# Start of Input rows
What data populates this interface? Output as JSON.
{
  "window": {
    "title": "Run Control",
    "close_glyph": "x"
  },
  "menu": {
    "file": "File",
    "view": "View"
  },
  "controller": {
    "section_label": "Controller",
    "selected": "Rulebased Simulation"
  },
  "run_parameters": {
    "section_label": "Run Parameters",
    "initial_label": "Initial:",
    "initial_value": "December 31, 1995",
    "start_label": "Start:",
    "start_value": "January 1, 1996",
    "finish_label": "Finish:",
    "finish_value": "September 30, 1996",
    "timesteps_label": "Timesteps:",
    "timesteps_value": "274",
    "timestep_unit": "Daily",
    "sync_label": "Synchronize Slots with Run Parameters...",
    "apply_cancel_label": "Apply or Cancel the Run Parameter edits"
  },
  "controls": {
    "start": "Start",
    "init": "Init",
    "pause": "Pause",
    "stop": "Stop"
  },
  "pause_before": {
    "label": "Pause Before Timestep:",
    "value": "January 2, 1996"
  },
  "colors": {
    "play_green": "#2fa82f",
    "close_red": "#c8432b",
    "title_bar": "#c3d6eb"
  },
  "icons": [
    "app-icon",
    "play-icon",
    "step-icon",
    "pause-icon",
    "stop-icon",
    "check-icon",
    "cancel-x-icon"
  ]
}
# End of Input rows
## What this task involves:
Print all the data exactly.

## Worked answer:
What data populates this interface? Output as JSON.
{
  "window": {
    "title": "Run Control",
    "close_glyph": "x"
  },
  "menu": {
    "file": "File",
    "view": "View"
  },
  "controller": {
    "section_label": "Controller",
    "selected": "Rulebased Simulation"
  },
  "run_parameters": {
    "section_label": "Run Parameters",
    "initial_label": "Initial:",
    "initial_value": "December 31, 1995",
    "start_label": "Start:",
    "start_value": "January 1, 1996",
    "finish_label": "Finish:",
    "finish_value": "September 30, 1996",
    "timesteps_label": "Timesteps:",
    "timesteps_value": "274",
    "timestep_unit": "Daily",
    "sync_label": "Synchronize Slots with Run Parameters...",
    "apply_cancel_label": "Apply or Cancel the Run Parameter edits"
  },
  "controls": {
    "start": "Start",
    "init": "Init",
    "pause": "Pause",
    "stop": "Stop"
  },
  "pause_before": {
    "label": "Pause Before Timestep:",
    "value": "January 2, 1996"
  },
  "colors": {
    "play_green": "#2fa82f",
    "close_red": "#c8432b",
    "title_bar": "#c3d6eb"
  },
  "icons": [
    "app-icon",
    "play-icon",
    "step-icon",
    "pause-icon",
    "stop-icon",
    "check-icon",
    "cancel-x-icon"
  ]
}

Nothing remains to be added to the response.